### WRITTEN TASK
Make an exact transcription of the material, leaving out all images.

### EXERCISE DATA
----
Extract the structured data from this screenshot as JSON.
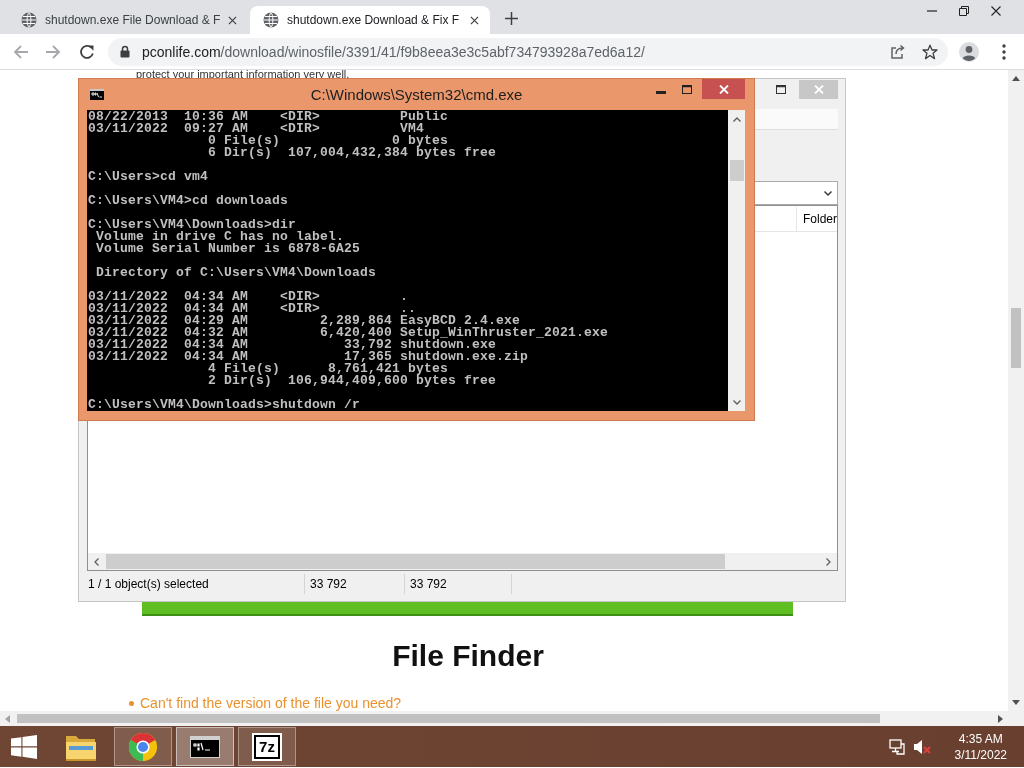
{
  "browser": {
    "tabs": [
      {
        "title": "shutdown.exe File Download & F",
        "selected": false
      },
      {
        "title": "shutdown.exe Download & Fix F",
        "selected": true
      }
    ],
    "address": {
      "host": "pconlife.com",
      "path": "/download/winosfile/3391/41/f9b8eea3e3c5abf734793928a7ed6a12/"
    }
  },
  "page": {
    "intro": "protect your important information very well.",
    "heading": "File Finder",
    "links": [
      "Can't find the version of the file you need?"
    ]
  },
  "archive_window": {
    "columns": [
      "Folder"
    ],
    "status_bar": [
      "1 / 1 object(s) selected",
      "33 792",
      "33 792"
    ]
  },
  "console_window": {
    "title": "C:\\Windows\\System32\\cmd.exe",
    "blocks": [
      [
        "08/22/2013  10:36 AM    <DIR>          Public",
        "03/11/2022  09:27 AM    <DIR>          VM4",
        "               0 File(s)              0 bytes",
        "               6 Dir(s)  107,004,432,384 bytes free"
      ],
      [
        "C:\\Users>cd vm4"
      ],
      [
        "C:\\Users\\VM4>cd downloads"
      ],
      [
        "C:\\Users\\VM4\\Downloads>dir",
        " Volume in drive C has no label.",
        " Volume Serial Number is 6878-6A25"
      ],
      [
        " Directory of C:\\Users\\VM4\\Downloads"
      ],
      [
        "03/11/2022  04:34 AM    <DIR>          .",
        "03/11/2022  04:34 AM    <DIR>          ..",
        "03/11/2022  04:29 AM         2,289,864 EasyBCD 2.4.exe",
        "03/11/2022  04:32 AM         6,420,400 Setup_WinThruster_2021.exe",
        "03/11/2022  04:34 AM            33,792 shutdown.exe",
        "03/11/2022  04:34 AM            17,365 shutdown.exe.zip",
        "               4 File(s)      8,761,421 bytes",
        "               2 Dir(s)  106,944,409,600 bytes free"
      ],
      [
        "C:\\Users\\VM4\\Downloads>shutdown /r"
      ]
    ]
  },
  "taskbar": {
    "apps": [
      {
        "kind": "explorer",
        "open": false,
        "selected": false
      },
      {
        "kind": "browser",
        "open": true,
        "selected": false
      },
      {
        "kind": "console",
        "open": true,
        "selected": true
      },
      {
        "kind": "archiver",
        "open": true,
        "selected": false,
        "logo_text": "7z"
      }
    ],
    "volume": {
      "muted": true
    },
    "clock": {
      "time": "4:35 AM",
      "date": "3/11/2022"
    }
  }
}
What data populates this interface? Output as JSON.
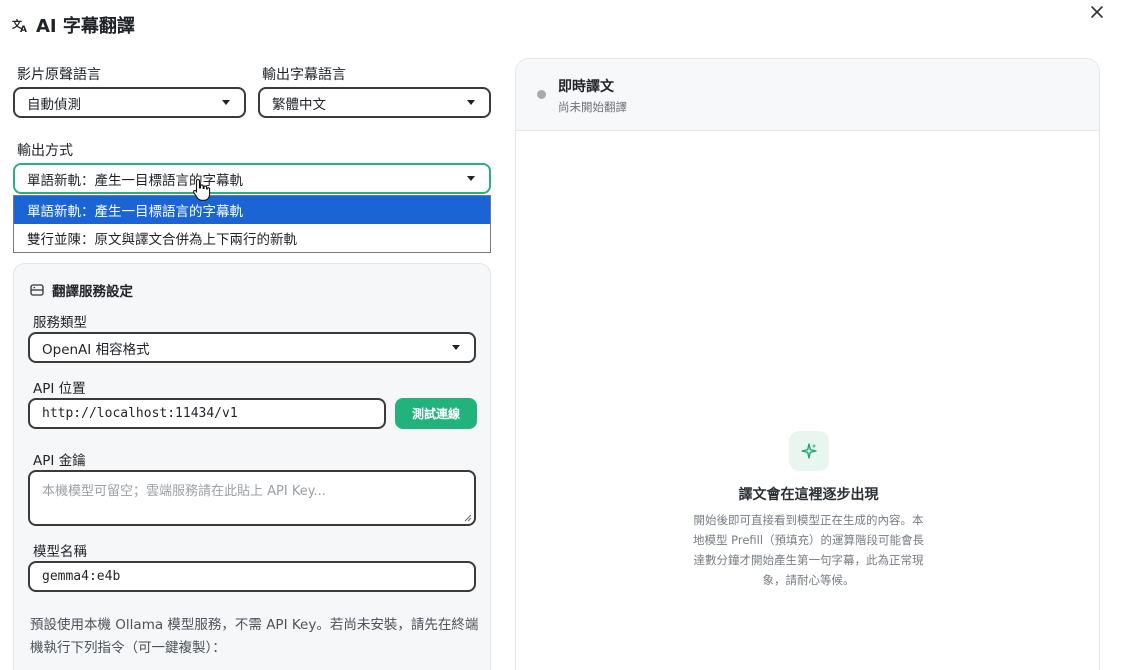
{
  "dialog": {
    "title": "AI 字幕翻譯"
  },
  "source_language": {
    "label": "影片原聲語言",
    "value": "自動偵測"
  },
  "target_language": {
    "label": "輸出字幕語言",
    "value": "繁體中文"
  },
  "output_mode": {
    "label": "輸出方式",
    "value": "單語新軌：產生一目標語言的字幕軌",
    "options": [
      "單語新軌：產生一目標語言的字幕軌",
      "雙行並陳：原文與譯文合併為上下兩行的新軌"
    ]
  },
  "service": {
    "heading": "翻譯服務設定",
    "type_label": "服務類型",
    "type_value": "OpenAI 相容格式",
    "api_url_label": "API 位置",
    "api_url_value": "http://localhost:11434/v1",
    "test_button": "測試連線",
    "api_key_label": "API 金鑰",
    "api_key_placeholder": "本機模型可留空；雲端服務請在此貼上 API Key...",
    "model_label": "模型名稱",
    "model_value": "gemma4:e4b",
    "hint": "預設使用本機 Ollama 模型服務，不需 API Key。若尚未安裝，請先在終端機執行下列指令（可一鍵複製）："
  },
  "live_translation": {
    "title": "即時譯文",
    "status": "尚未開始翻譯",
    "empty_title": "譯文會在這裡逐步出現",
    "empty_desc": "開始後即可直接看到模型正在生成的內容。本地模型 Prefill（預填充）的運算階段可能會長達數分鐘才開始產生第一句字幕，此為正常現象，請耐心等候。"
  },
  "colors": {
    "accent": "#22b27c",
    "focus_border": "#2bb07f",
    "selected_option": "#1a64d6",
    "status_idle": "#a6abb1"
  },
  "icons": {
    "title": "translate-icon",
    "close": "close-icon",
    "service": "server-icon",
    "empty_state": "sparkle-icon",
    "cursor": "hand-pointer-icon"
  }
}
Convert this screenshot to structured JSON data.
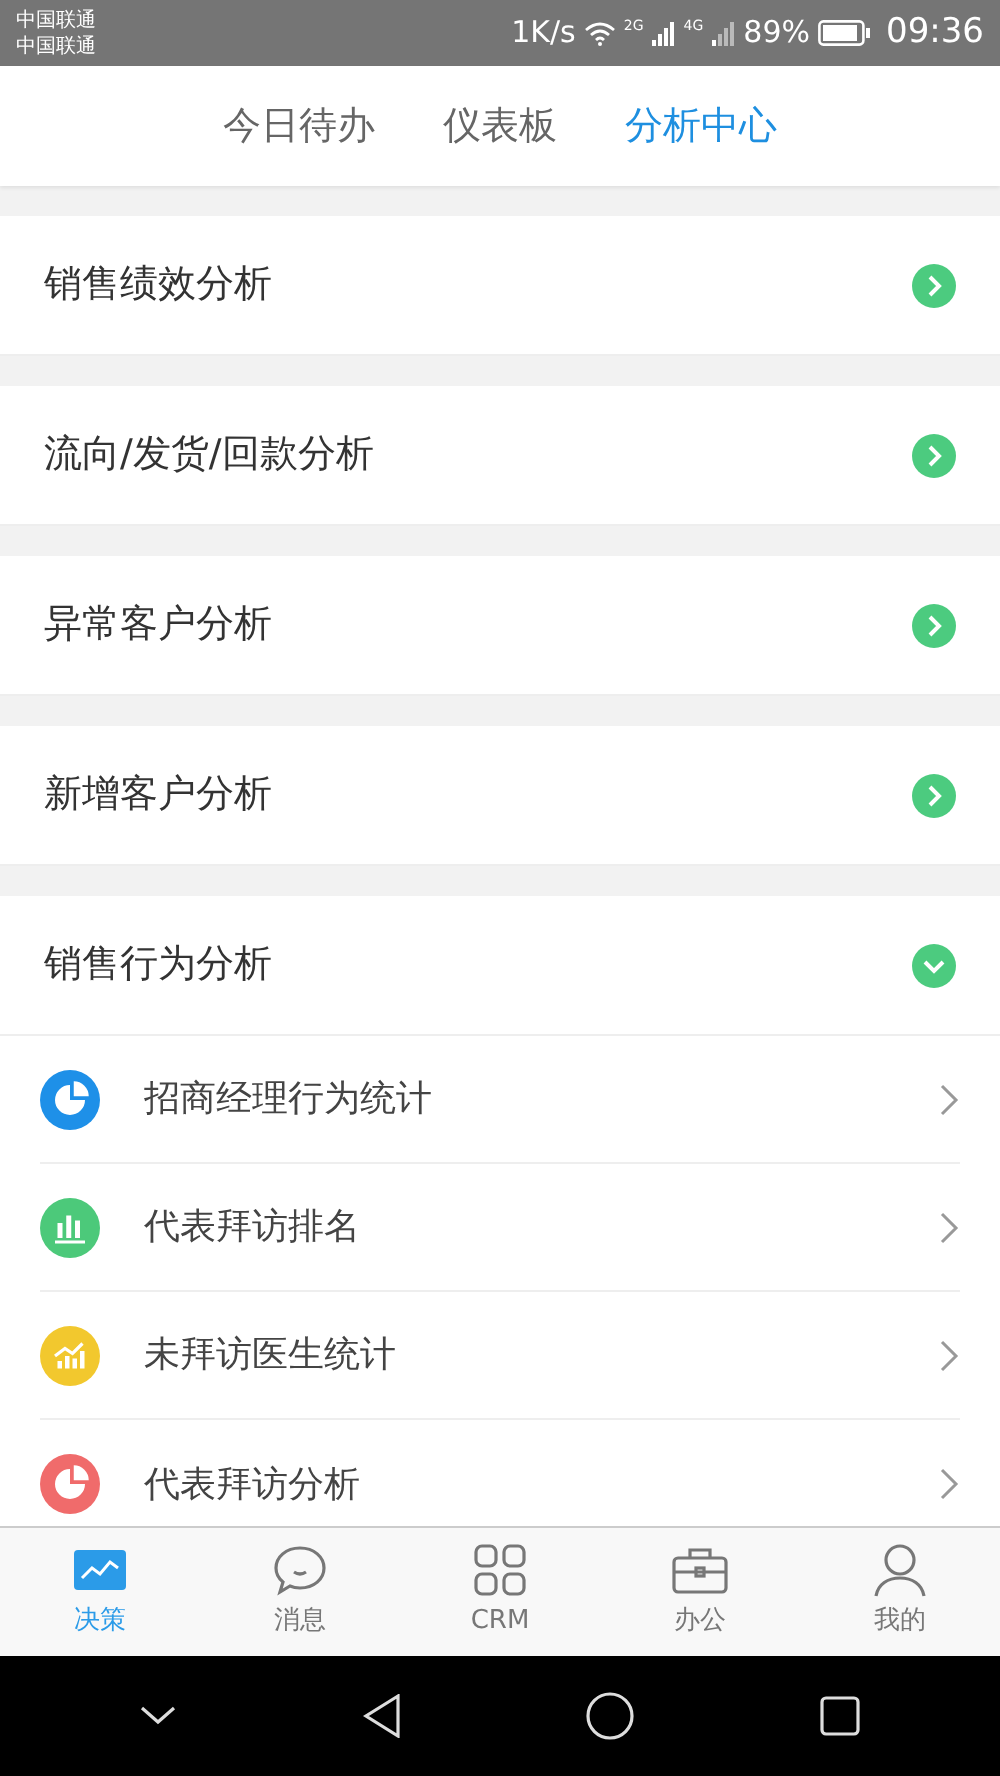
{
  "status_bar": {
    "carriers": [
      "中国联通",
      "中国联通"
    ],
    "speed": "1K/s",
    "sim1": "2G",
    "sim2": "4G",
    "battery": "89%",
    "time": "09:36"
  },
  "tabs": [
    {
      "label": "今日待办",
      "selected": false
    },
    {
      "label": "仪表板",
      "selected": false
    },
    {
      "label": "分析中心",
      "selected": true
    }
  ],
  "sections": [
    {
      "label": "销售绩效分析",
      "expanded": false
    },
    {
      "label": "流向/发货/回款分析",
      "expanded": false
    },
    {
      "label": "异常客户分析",
      "expanded": false
    },
    {
      "label": "新增客户分析",
      "expanded": false
    },
    {
      "label": "销售行为分析",
      "expanded": true,
      "children": [
        {
          "label": "招商经理行为统计",
          "kind": "pie",
          "color": "#1e90e8"
        },
        {
          "label": "代表拜访排名",
          "kind": "bar",
          "color": "#4cc97a"
        },
        {
          "label": "未拜访医生统计",
          "kind": "trend",
          "color": "#f2c82e"
        },
        {
          "label": "代表拜访分析",
          "kind": "pie",
          "color": "#f06b6b"
        }
      ]
    }
  ],
  "bottom_nav": [
    {
      "label": "决策",
      "kind": "chart",
      "selected": true
    },
    {
      "label": "消息",
      "kind": "chat",
      "selected": false
    },
    {
      "label": "CRM",
      "kind": "grid",
      "selected": false
    },
    {
      "label": "办公",
      "kind": "briefcase",
      "selected": false
    },
    {
      "label": "我的",
      "kind": "person",
      "selected": false
    }
  ]
}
----
### RESPONSE
Extract the structured data from this screenshot as JSON.
{
  "browser": {
    "tabs": [
      {
        "title": "shutdown.exe File Download & F",
        "selected": false
      },
      {
        "title": "shutdown.exe Download & Fix F",
        "selected": true
      }
    ],
    "address": {
      "host": "pconlife.com",
      "path": "/download/winosfile/3391/41/f9b8eea3e3c5abf734793928a7ed6a12/"
    }
  },
  "page": {
    "intro": "protect your important information very well.",
    "heading": "File Finder",
    "links": [
      "Can't find the version of the file you need?"
    ]
  },
  "archive_window": {
    "columns": [
      "Folder"
    ],
    "status_bar": [
      "1 / 1 object(s) selected",
      "33 792",
      "33 792"
    ]
  },
  "console_window": {
    "title": "C:\\Windows\\System32\\cmd.exe",
    "blocks": [
      [
        "08/22/2013  10:36 AM    <DIR>          Public",
        "03/11/2022  09:27 AM    <DIR>          VM4",
        "               0 File(s)              0 bytes",
        "               6 Dir(s)  107,004,432,384 bytes free"
      ],
      [
        "C:\\Users>cd vm4"
      ],
      [
        "C:\\Users\\VM4>cd downloads"
      ],
      [
        "C:\\Users\\VM4\\Downloads>dir",
        " Volume in drive C has no label.",
        " Volume Serial Number is 6878-6A25"
      ],
      [
        " Directory of C:\\Users\\VM4\\Downloads"
      ],
      [
        "03/11/2022  04:34 AM    <DIR>          .",
        "03/11/2022  04:34 AM    <DIR>          ..",
        "03/11/2022  04:29 AM         2,289,864 EasyBCD 2.4.exe",
        "03/11/2022  04:32 AM         6,420,400 Setup_WinThruster_2021.exe",
        "03/11/2022  04:34 AM            33,792 shutdown.exe",
        "03/11/2022  04:34 AM            17,365 shutdown.exe.zip",
        "               4 File(s)      8,761,421 bytes",
        "               2 Dir(s)  106,944,409,600 bytes free"
      ],
      [
        "C:\\Users\\VM4\\Downloads>shutdown /r"
      ]
    ]
  },
  "taskbar": {
    "apps": [
      {
        "kind": "explorer",
        "open": false,
        "selected": false
      },
      {
        "kind": "browser",
        "open": true,
        "selected": false
      },
      {
        "kind": "console",
        "open": true,
        "selected": true
      },
      {
        "kind": "archiver",
        "open": true,
        "selected": false,
        "logo_text": "7z"
      }
    ],
    "volume": {
      "muted": true
    },
    "clock": {
      "time": "4:35 AM",
      "date": "3/11/2022"
    }
  }
}
What data populates this interface? Output as JSON.
{
  "dialog": {
    "title": "AI 字幕翻譯"
  },
  "source_language": {
    "label": "影片原聲語言",
    "value": "自動偵測"
  },
  "target_language": {
    "label": "輸出字幕語言",
    "value": "繁體中文"
  },
  "output_mode": {
    "label": "輸出方式",
    "value": "單語新軌：產生一目標語言的字幕軌",
    "options": [
      "單語新軌：產生一目標語言的字幕軌",
      "雙行並陳：原文與譯文合併為上下兩行的新軌"
    ]
  },
  "service": {
    "heading": "翻譯服務設定",
    "type_label": "服務類型",
    "type_value": "OpenAI 相容格式",
    "api_url_label": "API 位置",
    "api_url_value": "http://localhost:11434/v1",
    "test_button": "測試連線",
    "api_key_label": "API 金鑰",
    "api_key_placeholder": "本機模型可留空；雲端服務請在此貼上 API Key...",
    "model_label": "模型名稱",
    "model_value": "gemma4:e4b",
    "hint": "預設使用本機 Ollama 模型服務，不需 API Key。若尚未安裝，請先在終端機執行下列指令（可一鍵複製）："
  },
  "live_translation": {
    "title": "即時譯文",
    "status": "尚未開始翻譯",
    "empty_title": "譯文會在這裡逐步出現",
    "empty_desc": "開始後即可直接看到模型正在生成的內容。本地模型 Prefill（預填充）的運算階段可能會長達數分鐘才開始產生第一句字幕，此為正常現象，請耐心等候。"
  },
  "colors": {
    "accent": "#22b27c",
    "focus_border": "#2bb07f",
    "selected_option": "#1a64d6",
    "status_idle": "#a6abb1"
  },
  "icons": {
    "title": "translate-icon",
    "close": "close-icon",
    "service": "server-icon",
    "empty_state": "sparkle-icon",
    "cursor": "hand-pointer-icon"
  }
}
Convert this screenshot to structured JSON data.
{
  "status_bar": {
    "carriers": [
      "中国联通",
      "中国联通"
    ],
    "speed": "1K/s",
    "sim1": "2G",
    "sim2": "4G",
    "battery": "89%",
    "time": "09:36"
  },
  "tabs": [
    {
      "label": "今日待办",
      "selected": false
    },
    {
      "label": "仪表板",
      "selected": false
    },
    {
      "label": "分析中心",
      "selected": true
    }
  ],
  "sections": [
    {
      "label": "销售绩效分析",
      "expanded": false
    },
    {
      "label": "流向/发货/回款分析",
      "expanded": false
    },
    {
      "label": "异常客户分析",
      "expanded": false
    },
    {
      "label": "新增客户分析",
      "expanded": false
    },
    {
      "label": "销售行为分析",
      "expanded": true,
      "children": [
        {
          "label": "招商经理行为统计",
          "kind": "pie",
          "color": "#1e90e8"
        },
        {
          "label": "代表拜访排名",
          "kind": "bar",
          "color": "#4cc97a"
        },
        {
          "label": "未拜访医生统计",
          "kind": "trend",
          "color": "#f2c82e"
        },
        {
          "label": "代表拜访分析",
          "kind": "pie",
          "color": "#f06b6b"
        }
      ]
    }
  ],
  "bottom_nav": [
    {
      "label": "决策",
      "kind": "chart",
      "selected": true
    },
    {
      "label": "消息",
      "kind": "chat",
      "selected": false
    },
    {
      "label": "CRM",
      "kind": "grid",
      "selected": false
    },
    {
      "label": "办公",
      "kind": "briefcase",
      "selected": false
    },
    {
      "label": "我的",
      "kind": "person",
      "selected": false
    }
  ]
}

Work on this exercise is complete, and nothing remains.